WHAT TO DO — Retype the full set of records. Keep every character identical.

Data items:
'''
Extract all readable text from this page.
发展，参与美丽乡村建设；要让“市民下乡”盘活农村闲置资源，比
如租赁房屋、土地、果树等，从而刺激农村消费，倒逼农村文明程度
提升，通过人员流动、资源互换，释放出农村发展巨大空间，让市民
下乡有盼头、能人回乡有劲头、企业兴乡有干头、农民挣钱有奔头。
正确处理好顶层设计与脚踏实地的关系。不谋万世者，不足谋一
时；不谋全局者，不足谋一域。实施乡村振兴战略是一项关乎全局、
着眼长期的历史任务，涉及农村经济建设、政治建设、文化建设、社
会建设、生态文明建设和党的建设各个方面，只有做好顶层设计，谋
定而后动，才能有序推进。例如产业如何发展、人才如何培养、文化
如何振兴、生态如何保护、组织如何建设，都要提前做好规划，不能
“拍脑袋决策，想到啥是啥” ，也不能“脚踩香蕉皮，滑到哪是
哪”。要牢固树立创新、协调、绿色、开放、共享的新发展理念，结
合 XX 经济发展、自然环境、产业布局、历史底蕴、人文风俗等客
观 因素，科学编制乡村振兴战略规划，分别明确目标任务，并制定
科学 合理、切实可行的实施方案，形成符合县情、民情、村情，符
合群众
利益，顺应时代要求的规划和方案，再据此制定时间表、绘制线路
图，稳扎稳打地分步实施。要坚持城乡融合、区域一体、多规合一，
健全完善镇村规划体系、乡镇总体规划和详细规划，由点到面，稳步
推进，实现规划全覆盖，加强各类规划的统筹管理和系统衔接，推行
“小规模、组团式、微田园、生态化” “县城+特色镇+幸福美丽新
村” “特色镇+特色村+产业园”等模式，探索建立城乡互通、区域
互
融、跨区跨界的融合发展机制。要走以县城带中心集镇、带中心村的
'''
TASK RESPONSE —
Extract all readable text from this page.
发展，参与美丽乡村建设；要让“市民下乡”盘活农村闲置资源，比
如租赁房屋、土地、果树等，从而刺激农村消费，倒逼农村文明程度
提升，通过人员流动、资源互换，释放出农村发展巨大空间，让市民
下乡有盼头、能人回乡有劲头、企业兴乡有干头、农民挣钱有奔头。
正确处理好顶层设计与脚踏实地的关系。不谋万世者，不足谋一
时；不谋全局者，不足谋一域。实施乡村振兴战略是一项关乎全局、
着眼长期的历史任务，涉及农村经济建设、政治建设、文化建设、社
会建设、生态文明建设和党的建设各个方面，只有做好顶层设计，谋
定而后动，才能有序推进。例如产业如何发展、人才如何培养、文化
如何振兴、生态如何保护、组织如何建设，都要提前做好规划，不能
“拍脑袋决策，想到啥是啥” ，也不能“脚踩香蕉皮，滑到哪是
哪”。要牢固树立创新、协调、绿色、开放、共享的新发展理念，结
合 XX 经济发展、自然环境、产业布局、历史底蕴、人文风俗等客
观 因素，科学编制乡村振兴战略规划，分别明确目标任务，并制定
科学 合理、切实可行的实施方案，形成符合县情、民情、村情，符
合群众
利益，顺应时代要求的规划和方案，再据此制定时间表、绘制线路
图，稳扎稳打地分步实施。要坚持城乡融合、区域一体、多规合一，
健全完善镇村规划体系、乡镇总体规划和详细规划，由点到面，稳步
推进，实现规划全覆盖，加强各类规划的统筹管理和系统衔接，推行
“小规模、组团式、微田园、生态化” “县城+特色镇+幸福美丽新
村” “特色镇+特色村+产业园”等模式，探索建立城乡互通、区域
互
融、跨区跨界的融合发展机制。要走以县城带中心集镇、带中心村的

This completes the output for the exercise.